Quote every line as given.
____ Given records
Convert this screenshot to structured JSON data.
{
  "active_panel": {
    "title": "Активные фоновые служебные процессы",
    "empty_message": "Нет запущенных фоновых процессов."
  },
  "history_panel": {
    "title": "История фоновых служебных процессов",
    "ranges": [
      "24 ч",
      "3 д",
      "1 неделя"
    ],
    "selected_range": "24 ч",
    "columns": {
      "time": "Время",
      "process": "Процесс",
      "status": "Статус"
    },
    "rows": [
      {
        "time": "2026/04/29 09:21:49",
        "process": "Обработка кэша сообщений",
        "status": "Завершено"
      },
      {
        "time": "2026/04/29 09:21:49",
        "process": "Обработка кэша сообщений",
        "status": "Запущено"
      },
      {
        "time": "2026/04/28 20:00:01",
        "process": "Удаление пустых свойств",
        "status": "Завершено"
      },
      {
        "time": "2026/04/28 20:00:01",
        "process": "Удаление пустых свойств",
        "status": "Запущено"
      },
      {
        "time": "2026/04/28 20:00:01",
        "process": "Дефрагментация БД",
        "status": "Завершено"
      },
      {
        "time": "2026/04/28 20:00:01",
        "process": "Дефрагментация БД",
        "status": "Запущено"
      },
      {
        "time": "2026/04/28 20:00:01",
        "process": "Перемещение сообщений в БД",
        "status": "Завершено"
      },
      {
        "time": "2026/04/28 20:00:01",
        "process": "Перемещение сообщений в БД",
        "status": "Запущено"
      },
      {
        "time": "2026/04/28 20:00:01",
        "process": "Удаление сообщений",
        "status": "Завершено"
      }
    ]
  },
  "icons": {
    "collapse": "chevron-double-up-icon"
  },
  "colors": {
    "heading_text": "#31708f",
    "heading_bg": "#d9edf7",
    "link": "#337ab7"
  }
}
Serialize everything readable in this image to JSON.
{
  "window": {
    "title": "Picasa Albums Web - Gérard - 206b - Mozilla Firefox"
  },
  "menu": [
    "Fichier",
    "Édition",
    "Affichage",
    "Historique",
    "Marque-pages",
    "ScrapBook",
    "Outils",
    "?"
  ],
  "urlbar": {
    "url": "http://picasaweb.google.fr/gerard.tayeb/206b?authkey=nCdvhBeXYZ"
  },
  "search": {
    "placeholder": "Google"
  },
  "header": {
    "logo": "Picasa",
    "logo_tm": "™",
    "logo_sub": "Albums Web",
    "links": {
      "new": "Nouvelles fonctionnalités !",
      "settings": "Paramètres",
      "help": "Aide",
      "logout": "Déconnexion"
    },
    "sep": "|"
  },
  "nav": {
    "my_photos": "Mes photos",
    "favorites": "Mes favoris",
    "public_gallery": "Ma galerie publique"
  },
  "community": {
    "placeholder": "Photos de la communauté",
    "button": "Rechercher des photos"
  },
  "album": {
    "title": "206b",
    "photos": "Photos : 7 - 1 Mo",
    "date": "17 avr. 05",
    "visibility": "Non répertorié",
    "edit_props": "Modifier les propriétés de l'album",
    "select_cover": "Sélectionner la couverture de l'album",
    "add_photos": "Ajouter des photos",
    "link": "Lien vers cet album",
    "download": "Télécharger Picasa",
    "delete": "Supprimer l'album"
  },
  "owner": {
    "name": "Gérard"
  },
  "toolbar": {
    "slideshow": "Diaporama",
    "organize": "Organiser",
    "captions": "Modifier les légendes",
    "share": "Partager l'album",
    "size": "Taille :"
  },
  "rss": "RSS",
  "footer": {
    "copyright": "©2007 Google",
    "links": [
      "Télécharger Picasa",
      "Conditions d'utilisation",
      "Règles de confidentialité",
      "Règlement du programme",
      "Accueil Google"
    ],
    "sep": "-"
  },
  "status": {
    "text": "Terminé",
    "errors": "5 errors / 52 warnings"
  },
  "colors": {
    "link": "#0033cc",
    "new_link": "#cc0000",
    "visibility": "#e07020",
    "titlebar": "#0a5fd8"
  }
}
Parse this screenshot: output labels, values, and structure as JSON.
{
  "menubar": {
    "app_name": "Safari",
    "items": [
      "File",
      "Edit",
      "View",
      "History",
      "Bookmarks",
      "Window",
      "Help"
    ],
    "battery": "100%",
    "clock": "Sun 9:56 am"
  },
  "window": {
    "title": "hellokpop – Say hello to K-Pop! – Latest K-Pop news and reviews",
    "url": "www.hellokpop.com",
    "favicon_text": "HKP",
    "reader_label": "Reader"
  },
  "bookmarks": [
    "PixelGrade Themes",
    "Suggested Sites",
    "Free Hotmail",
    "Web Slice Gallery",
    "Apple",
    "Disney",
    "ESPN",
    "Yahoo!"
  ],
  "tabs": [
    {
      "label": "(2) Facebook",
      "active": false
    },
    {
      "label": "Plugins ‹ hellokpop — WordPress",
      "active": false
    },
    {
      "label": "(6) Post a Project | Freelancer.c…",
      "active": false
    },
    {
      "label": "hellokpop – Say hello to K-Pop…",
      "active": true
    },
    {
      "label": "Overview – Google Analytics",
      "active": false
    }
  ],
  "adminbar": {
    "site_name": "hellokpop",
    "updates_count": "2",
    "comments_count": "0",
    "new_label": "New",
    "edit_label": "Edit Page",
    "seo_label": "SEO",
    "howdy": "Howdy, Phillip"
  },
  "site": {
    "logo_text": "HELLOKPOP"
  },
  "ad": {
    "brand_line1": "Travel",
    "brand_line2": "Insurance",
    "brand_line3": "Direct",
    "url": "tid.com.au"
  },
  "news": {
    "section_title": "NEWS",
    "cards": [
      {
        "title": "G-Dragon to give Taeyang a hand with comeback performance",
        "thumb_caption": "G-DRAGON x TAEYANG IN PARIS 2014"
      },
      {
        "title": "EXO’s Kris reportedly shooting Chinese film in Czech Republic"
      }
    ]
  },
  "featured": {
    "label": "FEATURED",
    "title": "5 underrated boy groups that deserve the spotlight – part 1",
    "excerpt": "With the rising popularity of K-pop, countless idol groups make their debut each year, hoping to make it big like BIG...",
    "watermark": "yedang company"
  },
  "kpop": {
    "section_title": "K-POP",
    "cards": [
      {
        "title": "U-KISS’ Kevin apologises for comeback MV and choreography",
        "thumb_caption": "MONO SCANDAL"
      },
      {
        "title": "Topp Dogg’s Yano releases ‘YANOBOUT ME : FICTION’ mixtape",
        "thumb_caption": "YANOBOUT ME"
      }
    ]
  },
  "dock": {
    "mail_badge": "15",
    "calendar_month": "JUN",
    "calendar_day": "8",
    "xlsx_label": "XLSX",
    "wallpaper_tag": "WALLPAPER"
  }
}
________
- [Response to this exercise]
Convert this screenshot to structured JSON data.
{
  "active_panel": {
    "title": "Активные фоновые служебные процессы",
    "empty_message": "Нет запущенных фоновых процессов."
  },
  "history_panel": {
    "title": "История фоновых служебных процессов",
    "ranges": [
      "24 ч",
      "3 д",
      "1 неделя"
    ],
    "selected_range": "24 ч",
    "columns": {
      "time": "Время",
      "process": "Процесс",
      "status": "Статус"
    },
    "rows": [
      {
        "time": "2026/04/29 09:21:49",
        "process": "Обработка кэша сообщений",
        "status": "Завершено"
      },
      {
        "time": "2026/04/29 09:21:49",
        "process": "Обработка кэша сообщений",
        "status": "Запущено"
      },
      {
        "time": "2026/04/28 20:00:01",
        "process": "Удаление пустых свойств",
        "status": "Завершено"
      },
      {
        "time": "2026/04/28 20:00:01",
        "process": "Удаление пустых свойств",
        "status": "Запущено"
      },
      {
        "time": "2026/04/28 20:00:01",
        "process": "Дефрагментация БД",
        "status": "Завершено"
      },
      {
        "time": "2026/04/28 20:00:01",
        "process": "Дефрагментация БД",
        "status": "Запущено"
      },
      {
        "time": "2026/04/28 20:00:01",
        "process": "Перемещение сообщений в БД",
        "status": "Завершено"
      },
      {
        "time": "2026/04/28 20:00:01",
        "process": "Перемещение сообщений в БД",
        "status": "Запущено"
      },
      {
        "time": "2026/04/28 20:00:01",
        "process": "Удаление сообщений",
        "status": "Завершено"
      }
    ]
  },
  "icons": {
    "collapse": "chevron-double-up-icon"
  },
  "colors": {
    "heading_text": "#31708f",
    "heading_bg": "#d9edf7",
    "link": "#337ab7"
  }
}
Serialize everything readable in this image to JSON.
{
  "window": {
    "title": "Picasa Albums Web - Gérard - 206b - Mozilla Firefox"
  },
  "menu": [
    "Fichier",
    "Édition",
    "Affichage",
    "Historique",
    "Marque-pages",
    "ScrapBook",
    "Outils",
    "?"
  ],
  "urlbar": {
    "url": "http://picasaweb.google.fr/gerard.tayeb/206b?authkey=nCdvhBeXYZ"
  },
  "search": {
    "placeholder": "Google"
  },
  "header": {
    "logo": "Picasa",
    "logo_tm": "™",
    "logo_sub": "Albums Web",
    "links": {
      "new": "Nouvelles fonctionnalités !",
      "settings": "Paramètres",
      "help": "Aide",
      "logout": "Déconnexion"
    },
    "sep": "|"
  },
  "nav": {
    "my_photos": "Mes photos",
    "favorites": "Mes favoris",
    "public_gallery": "Ma galerie publique"
  },
  "community": {
    "placeholder": "Photos de la communauté",
    "button": "Rechercher des photos"
  },
  "album": {
    "title": "206b",
    "photos": "Photos : 7 - 1 Mo",
    "date": "17 avr. 05",
    "visibility": "Non répertorié",
    "edit_props": "Modifier les propriétés de l'album",
    "select_cover": "Sélectionner la couverture de l'album",
    "add_photos": "Ajouter des photos",
    "link": "Lien vers cet album",
    "download": "Télécharger Picasa",
    "delete": "Supprimer l'album"
  },
  "owner": {
    "name": "Gérard"
  },
  "toolbar": {
    "slideshow": "Diaporama",
    "organize": "Organiser",
    "captions": "Modifier les légendes",
    "share": "Partager l'album",
    "size": "Taille :"
  },
  "rss": "RSS",
  "footer": {
    "copyright": "©2007 Google",
    "links": [
      "Télécharger Picasa",
      "Conditions d'utilisation",
      "Règles de confidentialité",
      "Règlement du programme",
      "Accueil Google"
    ],
    "sep": "-"
  },
  "status": {
    "text": "Terminé",
    "errors": "5 errors / 52 warnings"
  },
  "colors": {
    "link": "#0033cc",
    "new_link": "#cc0000",
    "visibility": "#e07020",
    "titlebar": "#0a5fd8"
  }
}
Parse this screenshot: output labels, values, and structure as JSON.
{
  "menubar": {
    "app_name": "Safari",
    "items": [
      "File",
      "Edit",
      "View",
      "History",
      "Bookmarks",
      "Window",
      "Help"
    ],
    "battery": "100%",
    "clock": "Sun 9:56 am"
  },
  "window": {
    "title": "hellokpop – Say hello to K-Pop! – Latest K-Pop news and reviews",
    "url": "www.hellokpop.com",
    "favicon_text": "HKP",
    "reader_label": "Reader"
  },
  "bookmarks": [
    "PixelGrade Themes",
    "Suggested Sites",
    "Free Hotmail",
    "Web Slice Gallery",
    "Apple",
    "Disney",
    "ESPN",
    "Yahoo!"
  ],
  "tabs": [
    {
      "label": "(2) Facebook",
      "active": false
    },
    {
      "label": "Plugins ‹ hellokpop — WordPress",
      "active": false
    },
    {
      "label": "(6) Post a Project | Freelancer.c…",
      "active": false
    },
    {
      "label": "hellokpop – Say hello to K-Pop…",
      "active": true
    },
    {
      "label": "Overview – Google Analytics",
      "active": false
    }
  ],
  "adminbar": {
    "site_name": "hellokpop",
    "updates_count": "2",
    "comments_count": "0",
    "new_label": "New",
    "edit_label": "Edit Page",
    "seo_label": "SEO",
    "howdy": "Howdy, Phillip"
  },
  "site": {
    "logo_text": "HELLOKPOP"
  },
  "ad": {
    "brand_line1": "Travel",
    "brand_line2": "Insurance",
    "brand_line3": "Direct",
    "url": "tid.com.au"
  },
  "news": {
    "section_title": "NEWS",
    "cards": [
      {
        "title": "G-Dragon to give Taeyang a hand with comeback performance",
        "thumb_caption": "G-DRAGON x TAEYANG IN PARIS 2014"
      },
      {
        "title": "EXO’s Kris reportedly shooting Chinese film in Czech Republic"
      }
    ]
  },
  "featured": {
    "label": "FEATURED",
    "title": "5 underrated boy groups that deserve the spotlight – part 1",
    "excerpt": "With the rising popularity of K-pop, countless idol groups make their debut each year, hoping to make it big like BIG...",
    "watermark": "yedang company"
  },
  "kpop": {
    "section_title": "K-POP",
    "cards": [
      {
        "title": "U-KISS’ Kevin apologises for comeback MV and choreography",
        "thumb_caption": "MONO SCANDAL"
      },
      {
        "title": "Topp Dogg’s Yano releases ‘YANOBOUT ME : FICTION’ mixtape",
        "thumb_caption": "YANOBOUT ME"
      }
    ]
  },
  "dock": {
    "mail_badge": "15",
    "calendar_month": "JUN",
    "calendar_day": "8",
    "xlsx_label": "XLSX",
    "wallpaper_tag": "WALLPAPER"
  }
}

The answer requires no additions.